> [TASK REQUIREMENTS] Write every record out again exactly, and keep images out of it.

> [DATASET EXTRACT]
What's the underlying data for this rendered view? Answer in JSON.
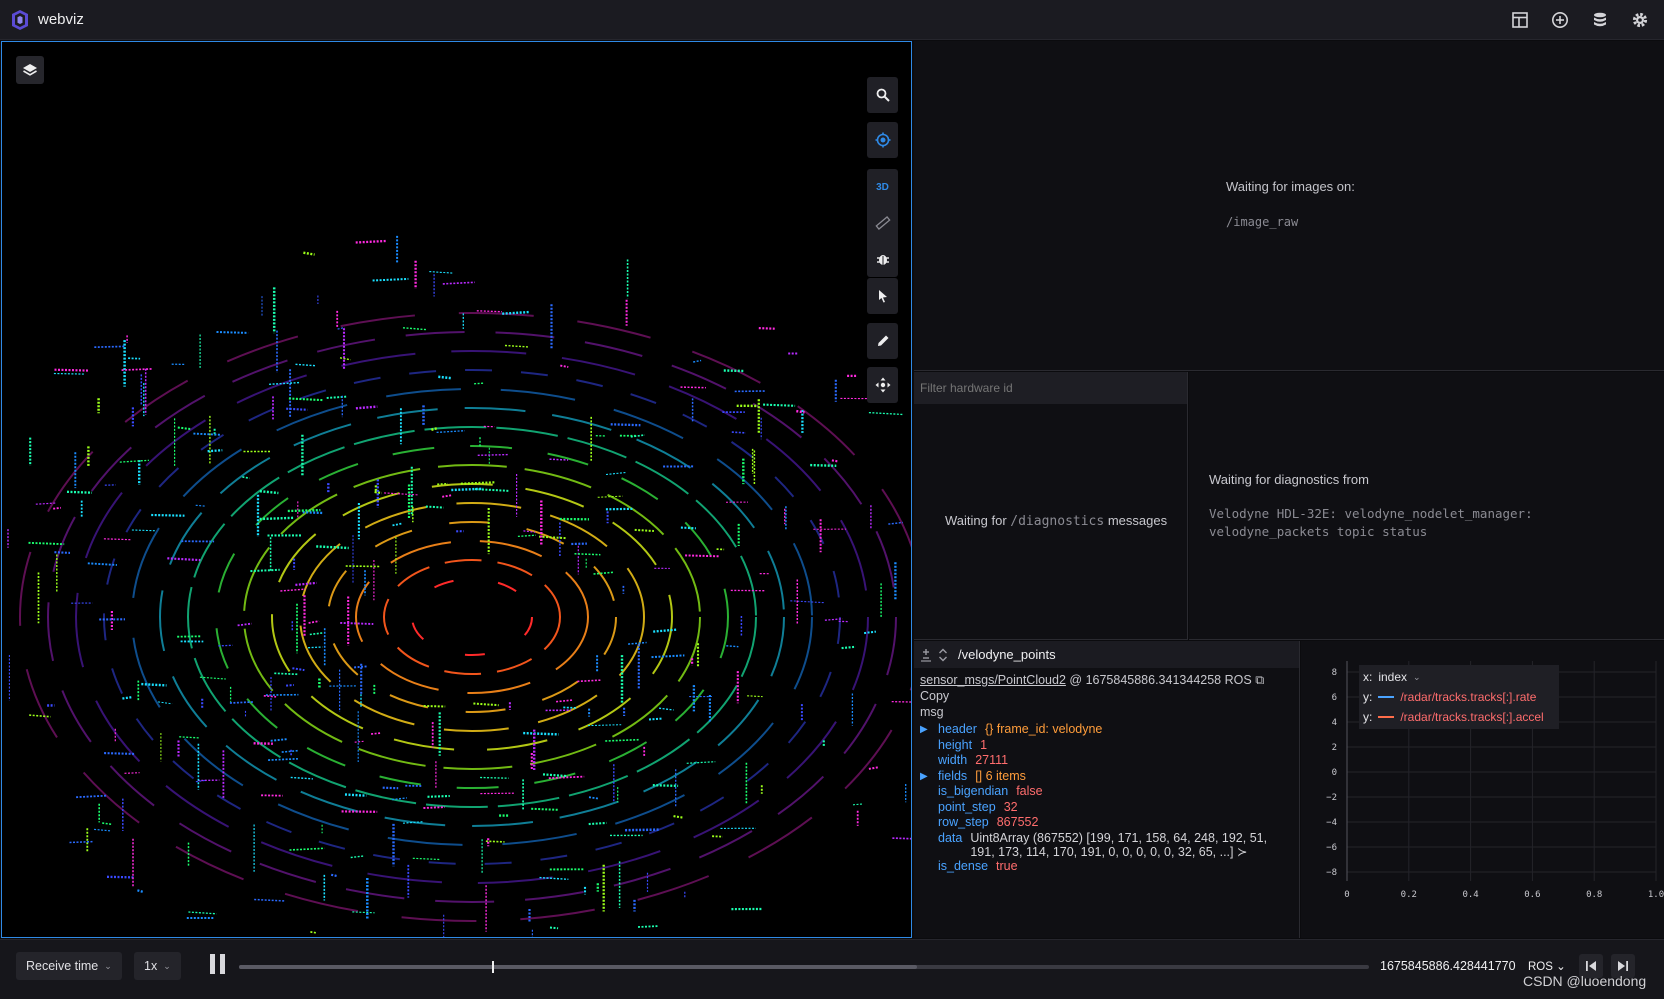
{
  "app": {
    "title": "webviz"
  },
  "toolbar_icons": [
    "layout-icon",
    "add-panel-icon",
    "data-source-icon",
    "settings-icon"
  ],
  "viewport": {
    "tools": [
      "search-icon",
      "target-icon",
      "3d-toggle",
      "ruler-icon",
      "bug-icon",
      "cursor-icon",
      "pencil-icon",
      "move-icon"
    ],
    "mode_label": "3D",
    "colors": {
      "active": "#2f8ae6"
    }
  },
  "image_panel": {
    "waiting": "Waiting for images on:",
    "topic": "/image_raw"
  },
  "diagnostics_list": {
    "filter_placeholder": "Filter hardware id",
    "wait_prefix": "Waiting for",
    "wait_topic": "/diagnostics",
    "wait_suffix": "messages"
  },
  "diagnostics_detail": {
    "waiting": "Waiting for diagnostics from",
    "source": "Velodyne HDL-32E: velodyne_nodelet_manager: velodyne_packets topic status"
  },
  "raw_messages": {
    "topic": "/velodyne_points",
    "datatype": "sensor_msgs/PointCloud2",
    "stamp": "@ 1675845886.341344258 ROS",
    "copy": "Copy",
    "msg_label": "msg",
    "fields": [
      {
        "key": "header",
        "expandable": true,
        "value": "{} frame_id: velodyne",
        "kind": "str"
      },
      {
        "key": "height",
        "expandable": false,
        "value": "1",
        "kind": "num"
      },
      {
        "key": "width",
        "expandable": false,
        "value": "27111",
        "kind": "num"
      },
      {
        "key": "fields",
        "expandable": true,
        "value": "[] 6 items",
        "kind": "str"
      },
      {
        "key": "is_bigendian",
        "expandable": false,
        "value": "false",
        "kind": "num"
      },
      {
        "key": "point_step",
        "expandable": false,
        "value": "32",
        "kind": "num"
      },
      {
        "key": "row_step",
        "expandable": false,
        "value": "867552",
        "kind": "num"
      },
      {
        "key": "data",
        "expandable": false,
        "value": "Uint8Array (867552) [199, 171, 158, 64, 248, 192, 51, 191, 173, 114, 170, 191, 0, 0, 0, 0, 0, 32, 65, ...] ≻",
        "kind": "plain"
      },
      {
        "key": "is_dense",
        "expandable": false,
        "value": "true",
        "kind": "num"
      }
    ]
  },
  "plot": {
    "x_label": "x:",
    "x_value": "index",
    "series": [
      {
        "prefix": "y:",
        "name": "/radar/tracks.tracks[:].rate",
        "color": "#4aa3ff"
      },
      {
        "prefix": "y:",
        "name": "/radar/tracks.tracks[:].accel",
        "color": "#ff6d4a"
      }
    ],
    "y_ticks": [
      "8",
      "6",
      "4",
      "2",
      "0",
      "−2",
      "−4",
      "−6",
      "−8"
    ],
    "x_ticks": [
      "0",
      "0.2",
      "0.4",
      "0.6",
      "0.8",
      "1.0"
    ]
  },
  "playback": {
    "time_source": "Receive time",
    "speed": "1x",
    "timestamp": "1675845886.428441770",
    "time_format": "ROS",
    "progress": 0.224,
    "buffered": 0.6
  },
  "watermark": "CSDN @luoendong"
}
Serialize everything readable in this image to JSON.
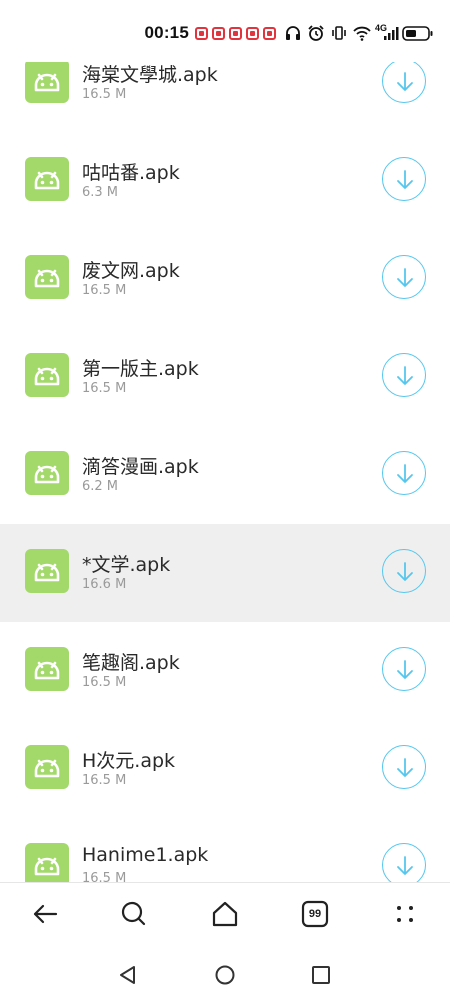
{
  "status_bar": {
    "time": "00:15",
    "network_label": "4G",
    "notification_count": 5,
    "notification_color": "#e0353f"
  },
  "colors": {
    "app_icon_bg": "#a2d96a",
    "download_accent": "#55c7ee",
    "highlight_row_bg": "#efefef",
    "size_text": "#9a9a9a"
  },
  "files": [
    {
      "name": "海棠文學城.apk",
      "size": "16.5 M",
      "icon": "android-icon",
      "action_icon": "download-icon",
      "highlighted": false
    },
    {
      "name": "咕咕番.apk",
      "size": "6.3 M",
      "icon": "android-icon",
      "action_icon": "download-icon",
      "highlighted": false
    },
    {
      "name": "废文网.apk",
      "size": "16.5 M",
      "icon": "android-icon",
      "action_icon": "download-icon",
      "highlighted": false
    },
    {
      "name": "第一版主.apk",
      "size": "16.5 M",
      "icon": "android-icon",
      "action_icon": "download-icon",
      "highlighted": false
    },
    {
      "name": "滴答漫画.apk",
      "size": "6.2 M",
      "icon": "android-icon",
      "action_icon": "download-icon",
      "highlighted": false
    },
    {
      "name": "*文学.apk",
      "size": "16.6 M",
      "icon": "android-icon",
      "action_icon": "download-icon",
      "highlighted": true
    },
    {
      "name": "笔趣阁.apk",
      "size": "16.5 M",
      "icon": "android-icon",
      "action_icon": "download-icon",
      "highlighted": false
    },
    {
      "name": "H次元.apk",
      "size": "16.5 M",
      "icon": "android-icon",
      "action_icon": "download-icon",
      "highlighted": false
    },
    {
      "name": "Hanime1.apk",
      "size": "16.5 M",
      "icon": "android-icon",
      "action_icon": "download-icon",
      "highlighted": false
    }
  ],
  "toolbar": {
    "back_icon": "arrow-left-icon",
    "search_icon": "search-icon",
    "home_icon": "home-icon",
    "tab_count": "99",
    "menu_icon": "more-dots-icon"
  },
  "navbar": {
    "back_icon": "triangle-back-icon",
    "home_icon": "circle-home-icon",
    "recents_icon": "square-recents-icon"
  }
}
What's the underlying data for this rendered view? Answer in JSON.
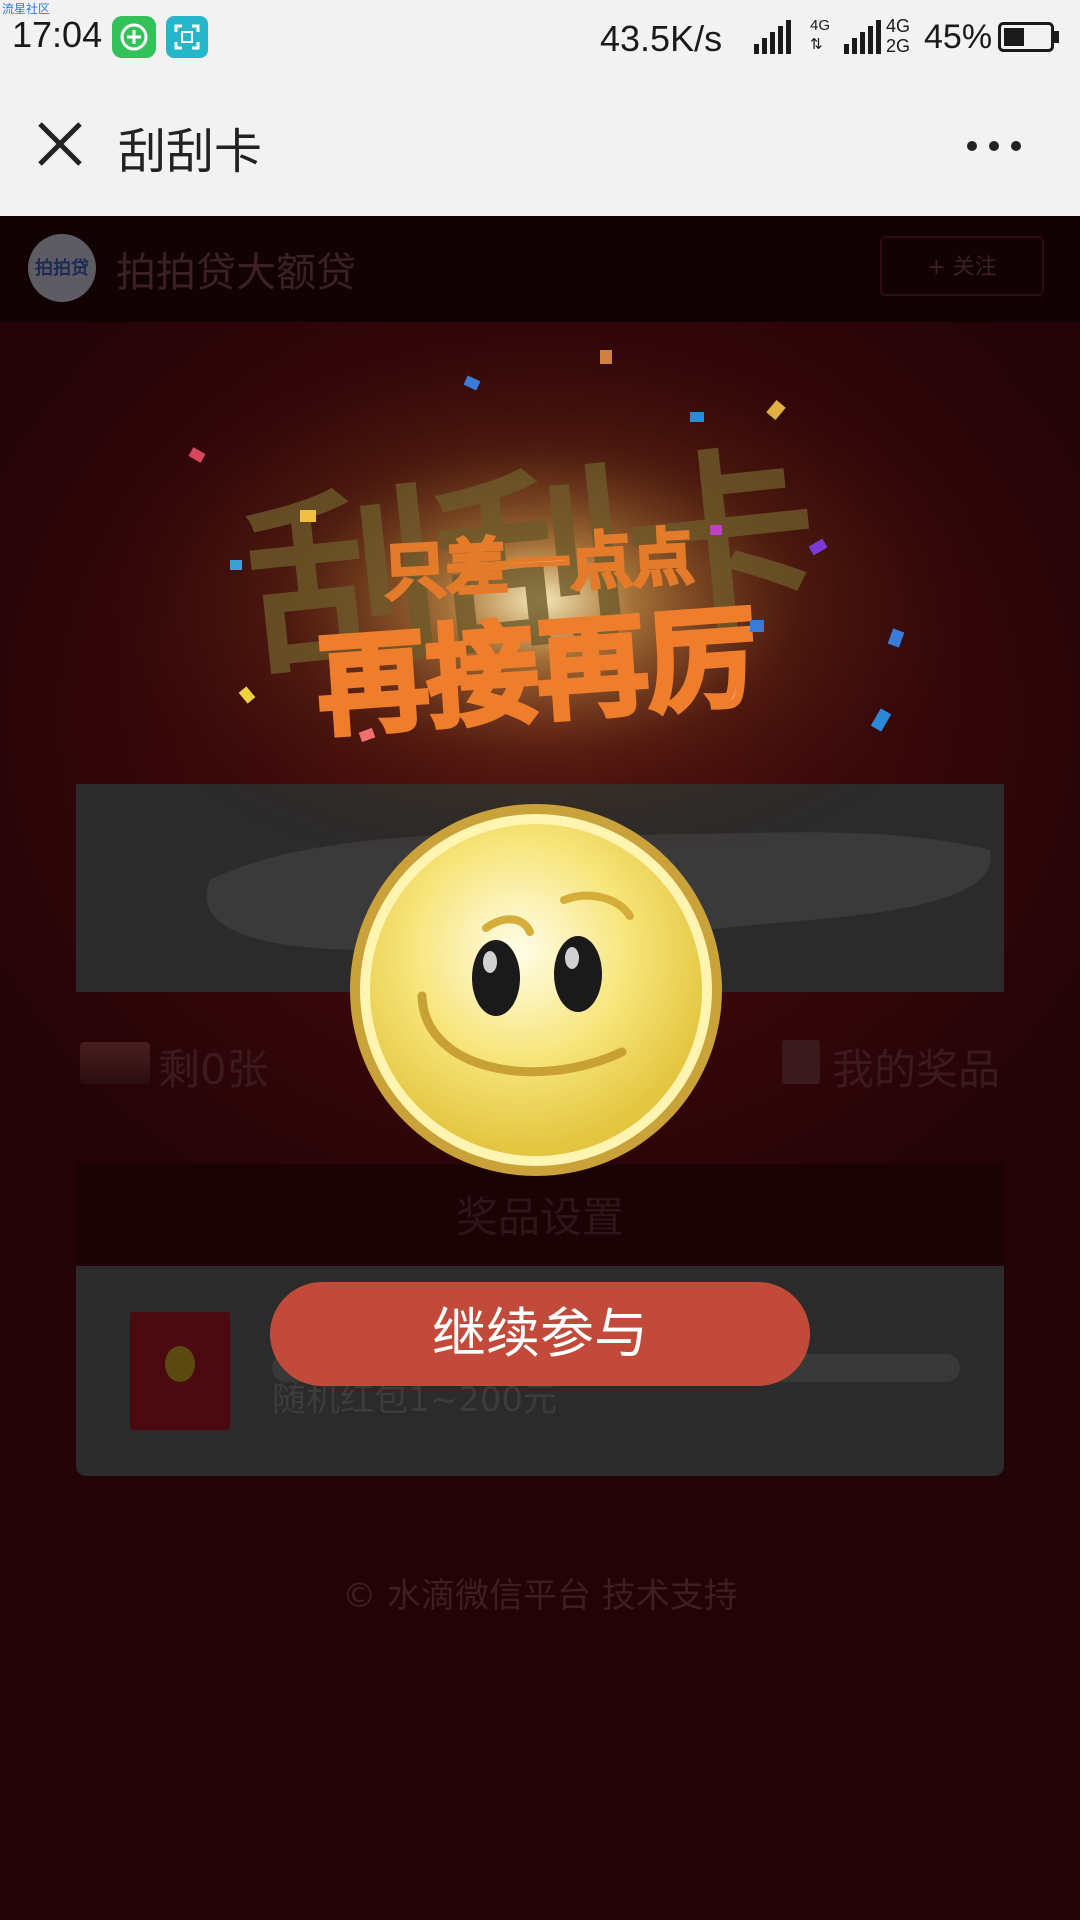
{
  "status_bar": {
    "watermark": "流星社区",
    "time": "17:04",
    "net_speed": "43.5K/s",
    "net_type_1": "4G",
    "net_type_2a": "4G",
    "net_type_2b": "2G",
    "battery_percent": "45%",
    "battery_level": 0.45
  },
  "title_bar": {
    "title": "刮刮卡"
  },
  "page": {
    "account_name": "拍拍贷大额贷",
    "avatar_text": "拍拍贷",
    "follow_label": "+ 关注",
    "remaining_label": "剩0张",
    "my_prizes_label": "我的奖品",
    "settings_label": "奖品设置",
    "prize_name": "随机红包1~200元",
    "footer": "© 水滴微信平台 技术支持"
  },
  "modal": {
    "bg_title": "刮刮卡",
    "subtitle": "只差一点点",
    "headline": "再接再厉",
    "continue_label": "继续参与"
  },
  "colors": {
    "accent_button": "#c14a3b",
    "page_bg": "#220307",
    "status_bg": "#f2f2f2"
  }
}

> [CORRECT RESULT]
What's the underlying data for this rendered view? Answer in JSON.
{
  "app": {
    "title": "webviz"
  },
  "toolbar_icons": [
    "layout-icon",
    "add-panel-icon",
    "data-source-icon",
    "settings-icon"
  ],
  "viewport": {
    "tools": [
      "search-icon",
      "target-icon",
      "3d-toggle",
      "ruler-icon",
      "bug-icon",
      "cursor-icon",
      "pencil-icon",
      "move-icon"
    ],
    "mode_label": "3D",
    "colors": {
      "active": "#2f8ae6"
    }
  },
  "image_panel": {
    "waiting": "Waiting for images on:",
    "topic": "/image_raw"
  },
  "diagnostics_list": {
    "filter_placeholder": "Filter hardware id",
    "wait_prefix": "Waiting for",
    "wait_topic": "/diagnostics",
    "wait_suffix": "messages"
  },
  "diagnostics_detail": {
    "waiting": "Waiting for diagnostics from",
    "source": "Velodyne HDL-32E: velodyne_nodelet_manager: velodyne_packets topic status"
  },
  "raw_messages": {
    "topic": "/velodyne_points",
    "datatype": "sensor_msgs/PointCloud2",
    "stamp": "@ 1675845886.341344258 ROS",
    "copy": "Copy",
    "msg_label": "msg",
    "fields": [
      {
        "key": "header",
        "expandable": true,
        "value": "{} frame_id: velodyne",
        "kind": "str"
      },
      {
        "key": "height",
        "expandable": false,
        "value": "1",
        "kind": "num"
      },
      {
        "key": "width",
        "expandable": false,
        "value": "27111",
        "kind": "num"
      },
      {
        "key": "fields",
        "expandable": true,
        "value": "[] 6 items",
        "kind": "str"
      },
      {
        "key": "is_bigendian",
        "expandable": false,
        "value": "false",
        "kind": "num"
      },
      {
        "key": "point_step",
        "expandable": false,
        "value": "32",
        "kind": "num"
      },
      {
        "key": "row_step",
        "expandable": false,
        "value": "867552",
        "kind": "num"
      },
      {
        "key": "data",
        "expandable": false,
        "value": "Uint8Array (867552) [199, 171, 158, 64, 248, 192, 51, 191, 173, 114, 170, 191, 0, 0, 0, 0, 0, 32, 65, ...] ≻",
        "kind": "plain"
      },
      {
        "key": "is_dense",
        "expandable": false,
        "value": "true",
        "kind": "num"
      }
    ]
  },
  "plot": {
    "x_label": "x:",
    "x_value": "index",
    "series": [
      {
        "prefix": "y:",
        "name": "/radar/tracks.tracks[:].rate",
        "color": "#4aa3ff"
      },
      {
        "prefix": "y:",
        "name": "/radar/tracks.tracks[:].accel",
        "color": "#ff6d4a"
      }
    ],
    "y_ticks": [
      "8",
      "6",
      "4",
      "2",
      "0",
      "−2",
      "−4",
      "−6",
      "−8"
    ],
    "x_ticks": [
      "0",
      "0.2",
      "0.4",
      "0.6",
      "0.8",
      "1.0"
    ]
  },
  "playback": {
    "time_source": "Receive time",
    "speed": "1x",
    "timestamp": "1675845886.428441770",
    "time_format": "ROS",
    "progress": 0.224,
    "buffered": 0.6
  },
  "watermark": "CSDN @luoendong"
}
Serialize everything readable in this image to JSON.
{
  "status_bar": {
    "time": "00:15",
    "network_label": "4G",
    "notification_count": 5,
    "notification_color": "#e0353f"
  },
  "colors": {
    "app_icon_bg": "#a2d96a",
    "download_accent": "#55c7ee",
    "highlight_row_bg": "#efefef",
    "size_text": "#9a9a9a"
  },
  "files": [
    {
      "name": "海棠文學城.apk",
      "size": "16.5 M",
      "icon": "android-icon",
      "action_icon": "download-icon",
      "highlighted": false
    },
    {
      "name": "咕咕番.apk",
      "size": "6.3 M",
      "icon": "android-icon",
      "action_icon": "download-icon",
      "highlighted": false
    },
    {
      "name": "废文网.apk",
      "size": "16.5 M",
      "icon": "android-icon",
      "action_icon": "download-icon",
      "highlighted": false
    },
    {
      "name": "第一版主.apk",
      "size": "16.5 M",
      "icon": "android-icon",
      "action_icon": "download-icon",
      "highlighted": false
    },
    {
      "name": "滴答漫画.apk",
      "size": "6.2 M",
      "icon": "android-icon",
      "action_icon": "download-icon",
      "highlighted": false
    },
    {
      "name": "*文学.apk",
      "size": "16.6 M",
      "icon": "android-icon",
      "action_icon": "download-icon",
      "highlighted": true
    },
    {
      "name": "笔趣阁.apk",
      "size": "16.5 M",
      "icon": "android-icon",
      "action_icon": "download-icon",
      "highlighted": false
    },
    {
      "name": "H次元.apk",
      "size": "16.5 M",
      "icon": "android-icon",
      "action_icon": "download-icon",
      "highlighted": false
    },
    {
      "name": "Hanime1.apk",
      "size": "16.5 M",
      "icon": "android-icon",
      "action_icon": "download-icon",
      "highlighted": false
    }
  ],
  "toolbar": {
    "back_icon": "arrow-left-icon",
    "search_icon": "search-icon",
    "home_icon": "home-icon",
    "tab_count": "99",
    "menu_icon": "more-dots-icon"
  },
  "navbar": {
    "back_icon": "triangle-back-icon",
    "home_icon": "circle-home-icon",
    "recents_icon": "square-recents-icon"
  }
}
What's the underlying data for this rendered view? Answer in JSON.
{
  "status_bar": {
    "watermark": "流星社区",
    "time": "17:04",
    "net_speed": "43.5K/s",
    "net_type_1": "4G",
    "net_type_2a": "4G",
    "net_type_2b": "2G",
    "battery_percent": "45%",
    "battery_level": 0.45
  },
  "title_bar": {
    "title": "刮刮卡"
  },
  "page": {
    "account_name": "拍拍贷大额贷",
    "avatar_text": "拍拍贷",
    "follow_label": "+ 关注",
    "remaining_label": "剩0张",
    "my_prizes_label": "我的奖品",
    "settings_label": "奖品设置",
    "prize_name": "随机红包1~200元",
    "footer": "© 水滴微信平台 技术支持"
  },
  "modal": {
    "bg_title": "刮刮卡",
    "subtitle": "只差一点点",
    "headline": "再接再厉",
    "continue_label": "继续参与"
  },
  "colors": {
    "accent_button": "#c14a3b",
    "page_bg": "#220307",
    "status_bg": "#f2f2f2"
  }
}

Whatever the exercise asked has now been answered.